_What is required:_ Please write out the records again, substituting "candlestick-body" for each "candle-body" and leaving everything else as it is.

_Supplied information:_
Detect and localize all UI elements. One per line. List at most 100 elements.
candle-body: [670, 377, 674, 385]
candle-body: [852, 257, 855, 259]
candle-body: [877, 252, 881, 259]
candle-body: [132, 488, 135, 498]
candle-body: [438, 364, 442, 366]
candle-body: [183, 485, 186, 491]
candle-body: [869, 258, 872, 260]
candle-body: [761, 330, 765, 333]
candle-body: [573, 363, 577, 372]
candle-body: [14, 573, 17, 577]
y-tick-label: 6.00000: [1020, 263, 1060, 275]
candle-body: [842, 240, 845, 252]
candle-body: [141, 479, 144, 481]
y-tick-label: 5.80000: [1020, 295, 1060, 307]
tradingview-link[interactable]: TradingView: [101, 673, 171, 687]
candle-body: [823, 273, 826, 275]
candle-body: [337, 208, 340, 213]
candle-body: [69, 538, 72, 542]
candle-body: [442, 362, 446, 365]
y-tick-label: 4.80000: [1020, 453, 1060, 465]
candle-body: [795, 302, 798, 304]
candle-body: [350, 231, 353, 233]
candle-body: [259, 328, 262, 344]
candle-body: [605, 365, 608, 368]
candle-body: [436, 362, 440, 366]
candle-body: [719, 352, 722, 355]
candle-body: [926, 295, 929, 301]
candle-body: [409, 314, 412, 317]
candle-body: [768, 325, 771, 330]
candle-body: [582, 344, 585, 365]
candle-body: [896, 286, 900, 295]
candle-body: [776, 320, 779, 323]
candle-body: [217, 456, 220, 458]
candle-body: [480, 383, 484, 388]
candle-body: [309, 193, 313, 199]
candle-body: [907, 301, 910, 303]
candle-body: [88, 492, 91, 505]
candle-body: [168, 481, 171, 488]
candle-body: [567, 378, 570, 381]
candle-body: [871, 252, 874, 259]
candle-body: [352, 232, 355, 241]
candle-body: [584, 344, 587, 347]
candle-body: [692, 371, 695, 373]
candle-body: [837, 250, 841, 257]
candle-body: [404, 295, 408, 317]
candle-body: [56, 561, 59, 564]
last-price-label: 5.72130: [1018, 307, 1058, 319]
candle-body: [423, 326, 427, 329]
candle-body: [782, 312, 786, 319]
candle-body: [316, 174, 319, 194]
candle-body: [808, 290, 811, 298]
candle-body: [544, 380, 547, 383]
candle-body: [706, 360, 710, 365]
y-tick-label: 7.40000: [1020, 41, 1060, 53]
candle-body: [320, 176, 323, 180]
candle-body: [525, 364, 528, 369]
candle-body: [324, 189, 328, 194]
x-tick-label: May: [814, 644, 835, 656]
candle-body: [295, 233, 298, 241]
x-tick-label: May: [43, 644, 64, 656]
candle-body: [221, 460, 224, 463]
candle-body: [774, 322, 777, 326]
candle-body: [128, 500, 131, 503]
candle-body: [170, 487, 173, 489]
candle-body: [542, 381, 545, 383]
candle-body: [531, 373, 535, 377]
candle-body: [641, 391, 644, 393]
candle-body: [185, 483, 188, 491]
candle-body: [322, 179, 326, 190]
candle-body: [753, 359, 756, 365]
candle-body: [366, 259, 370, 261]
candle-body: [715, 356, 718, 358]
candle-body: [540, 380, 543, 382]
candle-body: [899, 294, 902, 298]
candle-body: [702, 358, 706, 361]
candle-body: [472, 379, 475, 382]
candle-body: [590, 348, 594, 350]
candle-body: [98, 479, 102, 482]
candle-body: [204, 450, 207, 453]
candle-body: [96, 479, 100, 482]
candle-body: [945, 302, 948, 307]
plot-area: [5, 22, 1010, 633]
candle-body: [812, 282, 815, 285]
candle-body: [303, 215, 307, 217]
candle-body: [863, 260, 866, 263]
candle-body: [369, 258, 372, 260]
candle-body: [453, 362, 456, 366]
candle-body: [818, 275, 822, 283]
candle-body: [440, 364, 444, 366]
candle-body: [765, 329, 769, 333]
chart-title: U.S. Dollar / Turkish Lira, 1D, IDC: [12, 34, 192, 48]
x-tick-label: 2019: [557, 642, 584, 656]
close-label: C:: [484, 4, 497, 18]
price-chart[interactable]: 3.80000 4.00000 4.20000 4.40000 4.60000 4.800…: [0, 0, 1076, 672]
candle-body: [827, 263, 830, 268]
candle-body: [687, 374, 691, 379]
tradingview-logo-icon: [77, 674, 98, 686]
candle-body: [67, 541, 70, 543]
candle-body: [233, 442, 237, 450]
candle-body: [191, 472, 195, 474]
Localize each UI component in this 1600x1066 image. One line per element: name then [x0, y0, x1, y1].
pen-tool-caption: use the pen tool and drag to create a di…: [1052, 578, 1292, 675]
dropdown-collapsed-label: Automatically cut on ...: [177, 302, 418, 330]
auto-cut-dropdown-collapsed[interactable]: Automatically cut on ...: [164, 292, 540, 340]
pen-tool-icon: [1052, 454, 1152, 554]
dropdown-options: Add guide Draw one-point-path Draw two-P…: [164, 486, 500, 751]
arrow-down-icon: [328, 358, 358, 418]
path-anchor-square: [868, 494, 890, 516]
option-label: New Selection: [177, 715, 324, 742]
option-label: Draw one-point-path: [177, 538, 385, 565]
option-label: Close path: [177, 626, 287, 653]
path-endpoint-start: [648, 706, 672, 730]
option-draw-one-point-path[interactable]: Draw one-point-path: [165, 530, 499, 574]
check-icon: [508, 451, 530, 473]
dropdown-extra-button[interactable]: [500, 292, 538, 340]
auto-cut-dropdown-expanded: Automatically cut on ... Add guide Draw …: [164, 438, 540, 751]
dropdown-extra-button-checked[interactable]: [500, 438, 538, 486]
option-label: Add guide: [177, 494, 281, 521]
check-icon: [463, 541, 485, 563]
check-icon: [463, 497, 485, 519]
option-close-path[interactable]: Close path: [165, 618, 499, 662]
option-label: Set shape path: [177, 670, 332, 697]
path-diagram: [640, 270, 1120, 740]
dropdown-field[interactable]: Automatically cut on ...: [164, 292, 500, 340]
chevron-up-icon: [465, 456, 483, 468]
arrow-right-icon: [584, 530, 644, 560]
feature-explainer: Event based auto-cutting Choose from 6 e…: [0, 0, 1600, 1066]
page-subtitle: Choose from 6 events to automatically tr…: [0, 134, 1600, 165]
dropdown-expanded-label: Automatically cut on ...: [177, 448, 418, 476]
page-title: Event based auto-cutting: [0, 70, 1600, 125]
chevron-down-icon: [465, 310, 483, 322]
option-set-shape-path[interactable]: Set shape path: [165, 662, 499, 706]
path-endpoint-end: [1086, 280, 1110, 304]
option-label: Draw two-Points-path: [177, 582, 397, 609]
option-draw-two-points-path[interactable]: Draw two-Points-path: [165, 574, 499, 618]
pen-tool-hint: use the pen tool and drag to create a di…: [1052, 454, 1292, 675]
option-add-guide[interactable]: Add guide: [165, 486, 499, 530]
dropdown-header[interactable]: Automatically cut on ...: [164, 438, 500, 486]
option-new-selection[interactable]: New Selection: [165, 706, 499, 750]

_Task result:_
Detect and localize all UI elements. One per line. List at most 100 elements.
candlestick-body: [670, 377, 674, 385]
candlestick-body: [852, 257, 855, 259]
candlestick-body: [877, 252, 881, 259]
candlestick-body: [132, 488, 135, 498]
candlestick-body: [438, 364, 442, 366]
candlestick-body: [183, 485, 186, 491]
candlestick-body: [869, 258, 872, 260]
candlestick-body: [761, 330, 765, 333]
candlestick-body: [573, 363, 577, 372]
candlestick-body: [14, 573, 17, 577]
y-tick-label: 6.00000: [1020, 263, 1060, 275]
candlestick-body: [842, 240, 845, 252]
candlestick-body: [141, 479, 144, 481]
y-tick-label: 5.80000: [1020, 295, 1060, 307]
tradingview-link[interactable]: TradingView: [101, 673, 171, 687]
candlestick-body: [823, 273, 826, 275]
candlestick-body: [337, 208, 340, 213]
candlestick-body: [69, 538, 72, 542]
candlestick-body: [442, 362, 446, 365]
y-tick-label: 4.80000: [1020, 453, 1060, 465]
candlestick-body: [795, 302, 798, 304]
candlestick-body: [350, 231, 353, 233]
candlestick-body: [259, 328, 262, 344]
candlestick-body: [605, 365, 608, 368]
candlestick-body: [436, 362, 440, 366]
candlestick-body: [719, 352, 722, 355]
candlestick-body: [926, 295, 929, 301]
candlestick-body: [409, 314, 412, 317]
candlestick-body: [768, 325, 771, 330]
candlestick-body: [582, 344, 585, 365]
candlestick-body: [896, 286, 900, 295]
candlestick-body: [776, 320, 779, 323]
candlestick-body: [217, 456, 220, 458]
candlestick-body: [480, 383, 484, 388]
candlestick-body: [309, 193, 313, 199]
candlestick-body: [907, 301, 910, 303]
candlestick-body: [88, 492, 91, 505]
candlestick-body: [168, 481, 171, 488]
candlestick-body: [567, 378, 570, 381]
candlestick-body: [871, 252, 874, 259]
candlestick-body: [352, 232, 355, 241]
candlestick-body: [584, 344, 587, 347]
candlestick-body: [692, 371, 695, 373]
candlestick-body: [837, 250, 841, 257]
candlestick-body: [404, 295, 408, 317]
candlestick-body: [56, 561, 59, 564]
last-price-label: 5.72130: [1018, 307, 1058, 319]
candlestick-body: [423, 326, 427, 329]
candlestick-body: [782, 312, 786, 319]
candlestick-body: [316, 174, 319, 194]
candlestick-body: [808, 290, 811, 298]
candlestick-body: [544, 380, 547, 383]
candlestick-body: [706, 360, 710, 365]
y-tick-label: 7.40000: [1020, 41, 1060, 53]
candlestick-body: [320, 176, 323, 180]
candlestick-body: [525, 364, 528, 369]
candlestick-body: [324, 189, 328, 194]
x-tick-label: May: [814, 644, 835, 656]
candlestick-body: [295, 233, 298, 241]
x-tick-label: May: [43, 644, 64, 656]
candlestick-body: [221, 460, 224, 463]
candlestick-body: [774, 322, 777, 326]
candlestick-body: [128, 500, 131, 503]
candlestick-body: [170, 487, 173, 489]
candlestick-body: [542, 381, 545, 383]
candlestick-body: [531, 373, 535, 377]
candlestick-body: [641, 391, 644, 393]
candlestick-body: [185, 483, 188, 491]
candlestick-body: [322, 179, 326, 190]
candlestick-body: [753, 359, 756, 365]
candlestick-body: [366, 259, 370, 261]
candlestick-body: [715, 356, 718, 358]
candlestick-body: [540, 380, 543, 382]
candlestick-body: [899, 294, 902, 298]
candlestick-body: [702, 358, 706, 361]
candlestick-body: [472, 379, 475, 382]
candlestick-body: [590, 348, 594, 350]
candlestick-body: [98, 479, 102, 482]
candlestick-body: [204, 450, 207, 453]
candlestick-body: [96, 479, 100, 482]
candlestick-body: [945, 302, 948, 307]
plot-area: [5, 22, 1010, 633]
candlestick-body: [812, 282, 815, 285]
candlestick-body: [303, 215, 307, 217]
candlestick-body: [863, 260, 866, 263]
candlestick-body: [369, 258, 372, 260]
candlestick-body: [453, 362, 456, 366]
candlestick-body: [818, 275, 822, 283]
candlestick-body: [440, 364, 444, 366]
candlestick-body: [765, 329, 769, 333]
chart-title: U.S. Dollar / Turkish Lira, 1D, IDC: [12, 34, 192, 48]
x-tick-label: 2019: [557, 642, 584, 656]
close-label: C:: [484, 4, 497, 18]
price-chart[interactable]: 3.80000 4.00000 4.20000 4.40000 4.60000 4.800…: [0, 0, 1076, 672]
candlestick-body: [827, 263, 830, 268]
candlestick-body: [687, 374, 691, 379]
tradingview-logo-icon: [77, 674, 98, 686]
candlestick-body: [67, 541, 70, 543]
candlestick-body: [233, 442, 237, 450]
candlestick-body: [191, 472, 195, 474]
Localize each UI component in this 1600x1066 image. One line per element: name then [x0, y0, x1, y1].
pen-tool-caption: use the pen tool and drag to create a di…: [1052, 578, 1292, 675]
dropdown-collapsed-label: Automatically cut on ...: [177, 302, 418, 330]
auto-cut-dropdown-collapsed[interactable]: Automatically cut on ...: [164, 292, 540, 340]
pen-tool-icon: [1052, 454, 1152, 554]
dropdown-options: Add guide Draw one-point-path Draw two-P…: [164, 486, 500, 751]
arrow-down-icon: [328, 358, 358, 418]
path-anchor-square: [868, 494, 890, 516]
option-label: New Selection: [177, 715, 324, 742]
option-label: Draw one-point-path: [177, 538, 385, 565]
option-label: Close path: [177, 626, 287, 653]
path-endpoint-start: [648, 706, 672, 730]
option-draw-one-point-path[interactable]: Draw one-point-path: [165, 530, 499, 574]
check-icon: [508, 451, 530, 473]
dropdown-extra-button[interactable]: [500, 292, 538, 340]
auto-cut-dropdown-expanded: Automatically cut on ... Add guide Draw …: [164, 438, 540, 751]
dropdown-extra-button-checked[interactable]: [500, 438, 538, 486]
option-label: Add guide: [177, 494, 281, 521]
check-icon: [463, 541, 485, 563]
check-icon: [463, 497, 485, 519]
option-close-path[interactable]: Close path: [165, 618, 499, 662]
option-label: Set shape path: [177, 670, 332, 697]
path-diagram: [640, 270, 1120, 740]
dropdown-field[interactable]: Automatically cut on ...: [164, 292, 500, 340]
chevron-up-icon: [465, 456, 483, 468]
arrow-right-icon: [584, 530, 644, 560]
feature-explainer: Event based auto-cutting Choose from 6 e…: [0, 0, 1600, 1066]
page-subtitle: Choose from 6 events to automatically tr…: [0, 134, 1600, 165]
dropdown-expanded-label: Automatically cut on ...: [177, 448, 418, 476]
page-title: Event based auto-cutting: [0, 70, 1600, 125]
chevron-down-icon: [465, 310, 483, 322]
option-set-shape-path[interactable]: Set shape path: [165, 662, 499, 706]
path-endpoint-end: [1086, 280, 1110, 304]
option-label: Draw two-Points-path: [177, 582, 397, 609]
option-draw-two-points-path[interactable]: Draw two-Points-path: [165, 574, 499, 618]
pen-tool-hint: use the pen tool and drag to create a di…: [1052, 454, 1292, 675]
option-add-guide[interactable]: Add guide: [165, 486, 499, 530]
dropdown-header[interactable]: Automatically cut on ...: [164, 438, 500, 486]
option-new-selection[interactable]: New Selection: [165, 706, 499, 750]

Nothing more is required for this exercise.